Required task
Restate the records in their entirety, word for word.

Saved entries
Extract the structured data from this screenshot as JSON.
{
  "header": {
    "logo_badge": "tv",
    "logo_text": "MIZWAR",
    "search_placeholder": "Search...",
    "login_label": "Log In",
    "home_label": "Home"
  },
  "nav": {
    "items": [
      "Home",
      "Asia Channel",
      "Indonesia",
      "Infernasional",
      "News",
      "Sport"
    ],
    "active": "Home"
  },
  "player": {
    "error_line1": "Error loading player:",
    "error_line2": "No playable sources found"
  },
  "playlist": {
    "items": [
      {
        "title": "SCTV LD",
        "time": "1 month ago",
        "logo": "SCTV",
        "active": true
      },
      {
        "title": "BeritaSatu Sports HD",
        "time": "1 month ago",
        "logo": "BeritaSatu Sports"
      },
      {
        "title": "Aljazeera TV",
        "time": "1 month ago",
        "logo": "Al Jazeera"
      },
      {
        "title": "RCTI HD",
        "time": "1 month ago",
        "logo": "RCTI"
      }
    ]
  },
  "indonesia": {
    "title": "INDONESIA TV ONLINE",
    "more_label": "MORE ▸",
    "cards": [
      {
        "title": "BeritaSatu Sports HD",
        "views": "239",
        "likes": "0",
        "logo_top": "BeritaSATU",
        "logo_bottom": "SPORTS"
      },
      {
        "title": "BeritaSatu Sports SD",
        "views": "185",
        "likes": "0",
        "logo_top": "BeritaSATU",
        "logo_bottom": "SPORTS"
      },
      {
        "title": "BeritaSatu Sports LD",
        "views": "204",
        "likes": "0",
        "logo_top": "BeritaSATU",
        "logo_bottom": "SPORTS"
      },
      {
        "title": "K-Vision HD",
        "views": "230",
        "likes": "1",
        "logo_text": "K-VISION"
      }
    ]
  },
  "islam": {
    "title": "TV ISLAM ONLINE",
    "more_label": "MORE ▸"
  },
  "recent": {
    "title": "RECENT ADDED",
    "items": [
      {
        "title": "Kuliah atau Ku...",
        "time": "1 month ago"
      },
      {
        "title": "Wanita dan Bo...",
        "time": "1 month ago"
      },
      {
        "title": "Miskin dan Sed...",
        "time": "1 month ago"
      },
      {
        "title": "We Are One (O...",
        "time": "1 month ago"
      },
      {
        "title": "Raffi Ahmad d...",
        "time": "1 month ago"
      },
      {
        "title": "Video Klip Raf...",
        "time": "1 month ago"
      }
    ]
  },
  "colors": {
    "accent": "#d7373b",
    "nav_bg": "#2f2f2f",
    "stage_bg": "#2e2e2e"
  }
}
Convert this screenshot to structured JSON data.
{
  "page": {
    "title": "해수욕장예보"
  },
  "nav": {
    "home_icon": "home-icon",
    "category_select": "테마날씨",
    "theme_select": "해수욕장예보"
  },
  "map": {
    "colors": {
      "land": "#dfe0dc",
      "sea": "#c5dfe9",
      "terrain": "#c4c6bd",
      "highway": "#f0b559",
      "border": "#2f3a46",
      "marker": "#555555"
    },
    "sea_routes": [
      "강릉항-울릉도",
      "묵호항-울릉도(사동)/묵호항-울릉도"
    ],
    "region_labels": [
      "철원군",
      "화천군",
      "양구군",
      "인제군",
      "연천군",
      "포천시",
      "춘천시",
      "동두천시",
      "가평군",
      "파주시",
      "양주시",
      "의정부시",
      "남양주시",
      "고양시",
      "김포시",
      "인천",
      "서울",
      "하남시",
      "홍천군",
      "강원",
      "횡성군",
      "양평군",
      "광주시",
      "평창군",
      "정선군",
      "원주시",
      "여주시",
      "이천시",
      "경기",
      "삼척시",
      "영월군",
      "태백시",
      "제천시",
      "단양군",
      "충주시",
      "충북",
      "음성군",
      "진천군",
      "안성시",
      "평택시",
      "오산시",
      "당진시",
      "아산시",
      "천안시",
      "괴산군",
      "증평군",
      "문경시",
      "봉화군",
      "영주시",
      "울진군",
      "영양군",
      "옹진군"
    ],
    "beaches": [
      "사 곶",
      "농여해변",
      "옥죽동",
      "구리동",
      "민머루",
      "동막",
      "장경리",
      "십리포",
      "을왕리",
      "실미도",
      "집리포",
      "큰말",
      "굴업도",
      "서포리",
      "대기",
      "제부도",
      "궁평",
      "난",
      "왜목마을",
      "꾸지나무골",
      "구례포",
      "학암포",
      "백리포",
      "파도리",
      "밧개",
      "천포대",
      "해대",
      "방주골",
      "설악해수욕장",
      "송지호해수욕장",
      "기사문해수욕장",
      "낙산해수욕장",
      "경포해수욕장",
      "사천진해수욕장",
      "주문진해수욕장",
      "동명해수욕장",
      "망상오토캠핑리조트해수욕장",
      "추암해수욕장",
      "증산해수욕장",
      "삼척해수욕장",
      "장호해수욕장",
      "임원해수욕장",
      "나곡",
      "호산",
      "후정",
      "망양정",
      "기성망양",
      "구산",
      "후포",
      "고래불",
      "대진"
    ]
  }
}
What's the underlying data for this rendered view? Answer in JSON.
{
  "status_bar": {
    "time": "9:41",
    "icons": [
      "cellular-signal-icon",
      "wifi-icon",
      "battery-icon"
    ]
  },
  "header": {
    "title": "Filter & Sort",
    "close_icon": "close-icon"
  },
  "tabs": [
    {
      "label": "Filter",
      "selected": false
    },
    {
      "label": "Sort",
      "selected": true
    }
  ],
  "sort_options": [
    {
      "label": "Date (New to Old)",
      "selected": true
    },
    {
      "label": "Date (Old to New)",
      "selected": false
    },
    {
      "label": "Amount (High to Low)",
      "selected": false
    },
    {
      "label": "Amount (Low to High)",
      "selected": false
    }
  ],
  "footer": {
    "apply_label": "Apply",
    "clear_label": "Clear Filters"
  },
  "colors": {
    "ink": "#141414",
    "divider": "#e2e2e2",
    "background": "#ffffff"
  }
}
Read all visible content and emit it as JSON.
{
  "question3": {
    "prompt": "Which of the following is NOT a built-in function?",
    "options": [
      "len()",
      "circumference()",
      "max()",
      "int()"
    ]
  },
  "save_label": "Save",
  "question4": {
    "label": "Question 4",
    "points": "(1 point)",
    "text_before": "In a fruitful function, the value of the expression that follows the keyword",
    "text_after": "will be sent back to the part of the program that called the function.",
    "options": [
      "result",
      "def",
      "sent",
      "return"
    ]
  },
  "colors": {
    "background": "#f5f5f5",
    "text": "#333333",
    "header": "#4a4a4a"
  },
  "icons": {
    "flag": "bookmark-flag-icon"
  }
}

Output for this task
Extract the structured data from this screenshot as JSON.
{
  "header": {
    "logo_badge": "tv",
    "logo_text": "MIZWAR",
    "search_placeholder": "Search...",
    "login_label": "Log In",
    "home_label": "Home"
  },
  "nav": {
    "items": [
      "Home",
      "Asia Channel",
      "Indonesia",
      "Infernasional",
      "News",
      "Sport"
    ],
    "active": "Home"
  },
  "player": {
    "error_line1": "Error loading player:",
    "error_line2": "No playable sources found"
  },
  "playlist": {
    "items": [
      {
        "title": "SCTV LD",
        "time": "1 month ago",
        "logo": "SCTV",
        "active": true
      },
      {
        "title": "BeritaSatu Sports HD",
        "time": "1 month ago",
        "logo": "BeritaSatu Sports"
      },
      {
        "title": "Aljazeera TV",
        "time": "1 month ago",
        "logo": "Al Jazeera"
      },
      {
        "title": "RCTI HD",
        "time": "1 month ago",
        "logo": "RCTI"
      }
    ]
  },
  "indonesia": {
    "title": "INDONESIA TV ONLINE",
    "more_label": "MORE ▸",
    "cards": [
      {
        "title": "BeritaSatu Sports HD",
        "views": "239",
        "likes": "0",
        "logo_top": "BeritaSATU",
        "logo_bottom": "SPORTS"
      },
      {
        "title": "BeritaSatu Sports SD",
        "views": "185",
        "likes": "0",
        "logo_top": "BeritaSATU",
        "logo_bottom": "SPORTS"
      },
      {
        "title": "BeritaSatu Sports LD",
        "views": "204",
        "likes": "0",
        "logo_top": "BeritaSATU",
        "logo_bottom": "SPORTS"
      },
      {
        "title": "K-Vision HD",
        "views": "230",
        "likes": "1",
        "logo_text": "K-VISION"
      }
    ]
  },
  "islam": {
    "title": "TV ISLAM ONLINE",
    "more_label": "MORE ▸"
  },
  "recent": {
    "title": "RECENT ADDED",
    "items": [
      {
        "title": "Kuliah atau Ku...",
        "time": "1 month ago"
      },
      {
        "title": "Wanita dan Bo...",
        "time": "1 month ago"
      },
      {
        "title": "Miskin dan Sed...",
        "time": "1 month ago"
      },
      {
        "title": "We Are One (O...",
        "time": "1 month ago"
      },
      {
        "title": "Raffi Ahmad d...",
        "time": "1 month ago"
      },
      {
        "title": "Video Klip Raf...",
        "time": "1 month ago"
      }
    ]
  },
  "colors": {
    "accent": "#d7373b",
    "nav_bg": "#2f2f2f",
    "stage_bg": "#2e2e2e"
  }
}
Convert this screenshot to structured JSON data.
{
  "page": {
    "title": "해수욕장예보"
  },
  "nav": {
    "home_icon": "home-icon",
    "category_select": "테마날씨",
    "theme_select": "해수욕장예보"
  },
  "map": {
    "colors": {
      "land": "#dfe0dc",
      "sea": "#c5dfe9",
      "terrain": "#c4c6bd",
      "highway": "#f0b559",
      "border": "#2f3a46",
      "marker": "#555555"
    },
    "sea_routes": [
      "강릉항-울릉도",
      "묵호항-울릉도(사동)/묵호항-울릉도"
    ],
    "region_labels": [
      "철원군",
      "화천군",
      "양구군",
      "인제군",
      "연천군",
      "포천시",
      "춘천시",
      "동두천시",
      "가평군",
      "파주시",
      "양주시",
      "의정부시",
      "남양주시",
      "고양시",
      "김포시",
      "인천",
      "서울",
      "하남시",
      "홍천군",
      "강원",
      "횡성군",
      "양평군",
      "광주시",
      "평창군",
      "정선군",
      "원주시",
      "여주시",
      "이천시",
      "경기",
      "삼척시",
      "영월군",
      "태백시",
      "제천시",
      "단양군",
      "충주시",
      "충북",
      "음성군",
      "진천군",
      "안성시",
      "평택시",
      "오산시",
      "당진시",
      "아산시",
      "천안시",
      "괴산군",
      "증평군",
      "문경시",
      "봉화군",
      "영주시",
      "울진군",
      "영양군",
      "옹진군"
    ],
    "beaches": [
      "사 곶",
      "농여해변",
      "옥죽동",
      "구리동",
      "민머루",
      "동막",
      "장경리",
      "십리포",
      "을왕리",
      "실미도",
      "집리포",
      "큰말",
      "굴업도",
      "서포리",
      "대기",
      "제부도",
      "궁평",
      "난",
      "왜목마을",
      "꾸지나무골",
      "구례포",
      "학암포",
      "백리포",
      "파도리",
      "밧개",
      "천포대",
      "해대",
      "방주골",
      "설악해수욕장",
      "송지호해수욕장",
      "기사문해수욕장",
      "낙산해수욕장",
      "경포해수욕장",
      "사천진해수욕장",
      "주문진해수욕장",
      "동명해수욕장",
      "망상오토캠핑리조트해수욕장",
      "추암해수욕장",
      "증산해수욕장",
      "삼척해수욕장",
      "장호해수욕장",
      "임원해수욕장",
      "나곡",
      "호산",
      "후정",
      "망양정",
      "기성망양",
      "구산",
      "후포",
      "고래불",
      "대진"
    ]
  }
}
What's the underlying data for this rendered view? Answer in JSON.
{
  "status_bar": {
    "time": "9:41",
    "icons": [
      "cellular-signal-icon",
      "wifi-icon",
      "battery-icon"
    ]
  },
  "header": {
    "title": "Filter & Sort",
    "close_icon": "close-icon"
  },
  "tabs": [
    {
      "label": "Filter",
      "selected": false
    },
    {
      "label": "Sort",
      "selected": true
    }
  ],
  "sort_options": [
    {
      "label": "Date (New to Old)",
      "selected": true
    },
    {
      "label": "Date (Old to New)",
      "selected": false
    },
    {
      "label": "Amount (High to Low)",
      "selected": false
    },
    {
      "label": "Amount (Low to High)",
      "selected": false
    }
  ],
  "footer": {
    "apply_label": "Apply",
    "clear_label": "Clear Filters"
  },
  "colors": {
    "ink": "#141414",
    "divider": "#e2e2e2",
    "background": "#ffffff"
  }
}
Read all visible content and emit it as JSON.
{
  "question3": {
    "prompt": "Which of the following is NOT a built-in function?",
    "options": [
      "len()",
      "circumference()",
      "max()",
      "int()"
    ]
  },
  "save_label": "Save",
  "question4": {
    "label": "Question 4",
    "points": "(1 point)",
    "text_before": "In a fruitful function, the value of the expression that follows the keyword",
    "text_after": "will be sent back to the part of the program that called the function.",
    "options": [
      "result",
      "def",
      "sent",
      "return"
    ]
  },
  "colors": {
    "background": "#f5f5f5",
    "text": "#333333",
    "header": "#4a4a4a"
  },
  "icons": {
    "flag": "bookmark-flag-icon"
  }
}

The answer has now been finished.